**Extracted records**
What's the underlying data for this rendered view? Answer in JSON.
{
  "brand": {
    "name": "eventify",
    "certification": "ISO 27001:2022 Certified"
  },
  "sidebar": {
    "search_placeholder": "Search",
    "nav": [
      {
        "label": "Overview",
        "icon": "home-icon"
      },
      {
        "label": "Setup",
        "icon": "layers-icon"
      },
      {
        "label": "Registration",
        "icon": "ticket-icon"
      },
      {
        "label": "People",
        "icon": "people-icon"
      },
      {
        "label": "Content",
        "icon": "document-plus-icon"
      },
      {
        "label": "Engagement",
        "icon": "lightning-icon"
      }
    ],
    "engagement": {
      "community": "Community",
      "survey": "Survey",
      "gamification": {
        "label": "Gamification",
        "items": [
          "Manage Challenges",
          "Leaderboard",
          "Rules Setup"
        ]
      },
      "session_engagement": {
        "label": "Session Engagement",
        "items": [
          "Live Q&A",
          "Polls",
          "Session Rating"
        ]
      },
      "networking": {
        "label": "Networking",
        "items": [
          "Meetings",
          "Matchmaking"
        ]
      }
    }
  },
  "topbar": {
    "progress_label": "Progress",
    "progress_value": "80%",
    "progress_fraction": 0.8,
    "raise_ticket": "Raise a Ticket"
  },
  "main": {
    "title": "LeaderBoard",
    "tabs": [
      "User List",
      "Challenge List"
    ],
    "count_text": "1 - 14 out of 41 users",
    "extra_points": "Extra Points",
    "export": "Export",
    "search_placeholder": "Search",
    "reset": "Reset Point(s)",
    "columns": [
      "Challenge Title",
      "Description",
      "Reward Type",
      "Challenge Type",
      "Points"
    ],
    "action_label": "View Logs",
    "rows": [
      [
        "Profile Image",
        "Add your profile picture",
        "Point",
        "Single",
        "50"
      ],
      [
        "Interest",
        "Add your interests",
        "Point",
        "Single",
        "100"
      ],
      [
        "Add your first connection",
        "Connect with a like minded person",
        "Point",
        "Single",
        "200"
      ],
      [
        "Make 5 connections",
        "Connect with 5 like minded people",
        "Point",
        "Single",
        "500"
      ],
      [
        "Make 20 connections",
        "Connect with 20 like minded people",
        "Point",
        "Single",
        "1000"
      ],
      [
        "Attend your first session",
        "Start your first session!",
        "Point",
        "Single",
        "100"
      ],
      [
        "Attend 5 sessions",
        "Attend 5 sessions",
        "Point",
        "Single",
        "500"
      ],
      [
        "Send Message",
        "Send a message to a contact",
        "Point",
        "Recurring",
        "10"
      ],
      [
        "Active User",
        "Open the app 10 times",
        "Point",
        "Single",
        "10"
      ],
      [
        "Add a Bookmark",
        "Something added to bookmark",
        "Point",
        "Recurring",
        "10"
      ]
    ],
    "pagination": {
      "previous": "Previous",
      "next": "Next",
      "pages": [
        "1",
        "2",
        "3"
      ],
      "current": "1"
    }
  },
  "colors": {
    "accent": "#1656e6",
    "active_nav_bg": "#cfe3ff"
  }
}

**Instructions for the task**
Locate the string "with" in the listing above and copy every line where it occurs.

**Task answer**
        "Connect with a like minded person",
        "Connect with 5 like minded people",
        "Connect with 20 like minded people",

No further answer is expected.